**Task:** Below are the records. Gather each line that holds "соответствии".

--------

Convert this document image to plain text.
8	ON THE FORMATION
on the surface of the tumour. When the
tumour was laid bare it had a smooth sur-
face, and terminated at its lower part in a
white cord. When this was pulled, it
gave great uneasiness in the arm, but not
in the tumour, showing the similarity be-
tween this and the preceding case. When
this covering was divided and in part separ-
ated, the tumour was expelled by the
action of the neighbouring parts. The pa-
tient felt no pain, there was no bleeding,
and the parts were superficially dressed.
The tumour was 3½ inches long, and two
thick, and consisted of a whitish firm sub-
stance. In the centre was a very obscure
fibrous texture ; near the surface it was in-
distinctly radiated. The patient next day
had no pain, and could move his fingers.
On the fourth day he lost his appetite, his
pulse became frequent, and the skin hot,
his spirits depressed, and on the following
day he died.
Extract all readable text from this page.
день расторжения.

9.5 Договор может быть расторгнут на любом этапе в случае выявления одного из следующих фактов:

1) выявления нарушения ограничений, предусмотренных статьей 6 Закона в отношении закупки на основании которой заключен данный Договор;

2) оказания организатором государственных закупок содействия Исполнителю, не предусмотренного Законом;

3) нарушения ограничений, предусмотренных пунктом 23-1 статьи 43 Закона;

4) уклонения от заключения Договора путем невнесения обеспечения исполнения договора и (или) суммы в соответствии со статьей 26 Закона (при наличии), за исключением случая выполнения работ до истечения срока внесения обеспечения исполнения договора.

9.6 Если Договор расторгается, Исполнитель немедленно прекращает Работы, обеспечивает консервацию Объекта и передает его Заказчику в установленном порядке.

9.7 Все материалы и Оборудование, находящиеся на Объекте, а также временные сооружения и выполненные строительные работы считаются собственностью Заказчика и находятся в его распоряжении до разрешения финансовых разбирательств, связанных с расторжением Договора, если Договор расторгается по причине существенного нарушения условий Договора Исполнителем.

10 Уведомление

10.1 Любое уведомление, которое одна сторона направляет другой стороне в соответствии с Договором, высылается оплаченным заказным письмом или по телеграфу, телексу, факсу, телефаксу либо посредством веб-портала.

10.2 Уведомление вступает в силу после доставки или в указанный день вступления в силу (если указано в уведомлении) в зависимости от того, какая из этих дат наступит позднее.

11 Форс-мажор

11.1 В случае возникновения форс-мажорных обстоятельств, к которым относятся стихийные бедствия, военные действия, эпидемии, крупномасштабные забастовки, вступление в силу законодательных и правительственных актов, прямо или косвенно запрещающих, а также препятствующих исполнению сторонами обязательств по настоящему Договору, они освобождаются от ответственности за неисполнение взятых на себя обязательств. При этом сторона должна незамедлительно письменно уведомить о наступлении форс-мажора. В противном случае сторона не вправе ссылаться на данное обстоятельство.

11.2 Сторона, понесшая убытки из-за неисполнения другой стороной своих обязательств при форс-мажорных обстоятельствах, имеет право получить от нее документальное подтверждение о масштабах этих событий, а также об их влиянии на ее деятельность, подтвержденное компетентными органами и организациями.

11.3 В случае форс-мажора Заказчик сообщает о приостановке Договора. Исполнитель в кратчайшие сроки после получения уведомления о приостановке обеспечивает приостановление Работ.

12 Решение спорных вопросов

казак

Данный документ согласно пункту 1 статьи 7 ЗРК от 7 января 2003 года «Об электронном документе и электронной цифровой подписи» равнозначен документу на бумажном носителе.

--------

**Answer in full:**
4) уклонения от заключения Договора путем невнесения обеспечения исполнения договора и (или) суммы в соответствии со статьей 26 Закона (при наличии), за исключением случая выполнения работ до истечения срока внесения обеспечения исполнения договора.
10.1 Любое уведомление, которое одна сторона направляет другой стороне в соответствии с Договором, высылается оплаченным заказным письмом или по телеграфу, телексу, факсу, телефаксу либо посредством веб-портала.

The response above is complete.